题目要求:
1. 把原文中以“国家科技支撑计划项目”开头的一段改写成列表，保留每个项目的名称和编号。
2. 抄写原文中从“郭星宇(), 刘朋召, 王瑞, 王小利, 李军*()”到“项目资助(31801300)”的这一段，并把其中的“通讯作者”替换为“联系人”。

原文段落:
#####

旱地冬小麦产量、氮肥利用率及土壤氮素平衡对降水年型与施氮量的响应

郭星宇(), 刘朋召, 王瑞, 王小利, 李军*()   

  1. 西北农林科技大学农学院, 陕西杨凌 712100
  • 收稿日期:2021-03-29 接受日期:2021-06-16 出版日期:2022-05-12 网络出版日期:2021-07-15
  • 通讯作者: 李军
  • 作者简介:E-mail: 1140652623@qq.com
  • 基金资助:
    国家科技支撑计划项目(2015BAD22B02);国家高技术研究发展计划(863计划)项目(2013AA102902);国家自然科学基金项目资助(31801300)

Response of winter wheat yield, nitrogen use efficiency and soil nitrogen balance to rainfall types and nitrogen application rate in dryland

GUO Xing-Yu(), LIU Peng-Zhao, WANG Rui, WANG Xiao-Li, LI Jun*()   

  1. College of Agronomy, Northwest A&F University, Yangling 712100, Shaanxi, China
  • Received:2021-03-29 Accepted:2021-06-16 Published:2022-05-12 Published online:2021-07-15
  • Contact: LI Jun
  • Supported by:
    National Key Technology Support Program of China(2015BAD22B02);National High Technology Research and Development Program of China (863 Program)(2013AA102902);National Natural Science Foundation of China(31801300)

#####

原始资料:
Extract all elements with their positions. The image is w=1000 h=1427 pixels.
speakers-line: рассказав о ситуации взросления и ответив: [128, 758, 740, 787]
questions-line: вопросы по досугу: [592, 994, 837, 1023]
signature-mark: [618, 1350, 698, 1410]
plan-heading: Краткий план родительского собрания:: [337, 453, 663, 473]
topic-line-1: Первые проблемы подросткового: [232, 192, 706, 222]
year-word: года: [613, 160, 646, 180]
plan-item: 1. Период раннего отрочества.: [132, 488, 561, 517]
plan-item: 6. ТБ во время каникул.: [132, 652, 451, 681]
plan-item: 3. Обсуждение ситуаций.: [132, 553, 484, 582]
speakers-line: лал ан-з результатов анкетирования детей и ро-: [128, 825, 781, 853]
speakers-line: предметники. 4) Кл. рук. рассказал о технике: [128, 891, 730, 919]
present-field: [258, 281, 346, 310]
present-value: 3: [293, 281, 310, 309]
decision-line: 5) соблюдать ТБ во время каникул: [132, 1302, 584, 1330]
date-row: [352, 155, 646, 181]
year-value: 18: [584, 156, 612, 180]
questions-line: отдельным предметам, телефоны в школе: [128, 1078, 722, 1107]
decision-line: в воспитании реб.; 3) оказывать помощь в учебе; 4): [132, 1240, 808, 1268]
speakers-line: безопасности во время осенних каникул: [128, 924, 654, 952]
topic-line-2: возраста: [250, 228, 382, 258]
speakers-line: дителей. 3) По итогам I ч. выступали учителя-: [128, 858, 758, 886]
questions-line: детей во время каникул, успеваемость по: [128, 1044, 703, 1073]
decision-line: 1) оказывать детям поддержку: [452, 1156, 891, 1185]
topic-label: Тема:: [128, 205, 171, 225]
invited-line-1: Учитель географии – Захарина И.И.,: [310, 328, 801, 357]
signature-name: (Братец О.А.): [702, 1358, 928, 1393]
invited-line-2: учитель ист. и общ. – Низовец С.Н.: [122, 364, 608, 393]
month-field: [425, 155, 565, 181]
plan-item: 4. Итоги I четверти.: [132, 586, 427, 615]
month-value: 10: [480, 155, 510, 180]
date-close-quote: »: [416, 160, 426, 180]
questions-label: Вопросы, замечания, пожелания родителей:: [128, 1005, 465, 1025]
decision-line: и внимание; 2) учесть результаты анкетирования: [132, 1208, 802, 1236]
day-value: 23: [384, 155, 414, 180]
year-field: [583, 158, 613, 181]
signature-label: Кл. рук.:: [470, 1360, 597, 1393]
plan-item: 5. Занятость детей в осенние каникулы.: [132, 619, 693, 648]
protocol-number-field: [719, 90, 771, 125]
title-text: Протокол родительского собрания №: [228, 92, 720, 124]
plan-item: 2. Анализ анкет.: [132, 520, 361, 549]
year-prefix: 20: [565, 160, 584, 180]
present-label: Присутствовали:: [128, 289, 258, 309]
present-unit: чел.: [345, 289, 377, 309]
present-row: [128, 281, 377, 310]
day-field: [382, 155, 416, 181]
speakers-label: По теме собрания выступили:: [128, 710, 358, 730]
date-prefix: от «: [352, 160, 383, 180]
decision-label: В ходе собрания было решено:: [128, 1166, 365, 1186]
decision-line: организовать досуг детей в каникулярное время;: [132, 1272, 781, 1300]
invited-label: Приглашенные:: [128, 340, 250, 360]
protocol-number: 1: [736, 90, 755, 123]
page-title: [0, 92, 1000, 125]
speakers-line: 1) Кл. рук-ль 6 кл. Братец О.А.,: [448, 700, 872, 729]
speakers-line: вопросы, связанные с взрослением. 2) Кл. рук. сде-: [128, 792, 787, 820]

#####

参考答案:
1.
- 国家科技支撑计划项目（2015BAD22B02）
- 国家高技术研究发展计划（863计划）项目（2013AA102902）
- 国家自然科学基金项目（31801300）

2.
郭星宇(), 刘朋召, 王瑞, 王小利, 李军*()   

  1. 西北农林科技大学农学院, 陕西杨凌 712100
  • 收稿日期:2021-03-29 接受日期:2021-06-16 出版日期:2022-05-12 网络出版日期:2021-07-15
  • 联系人: 李军
  • 作者简介:E-mail: 1140652623@qq.com
  • 基金资助:
    国家科技支撑计划项目(2015BAD22B02);国家高技术研究发展计划(863计划)项目(2013AA102902);国家自然科学基金项目资助(31801300)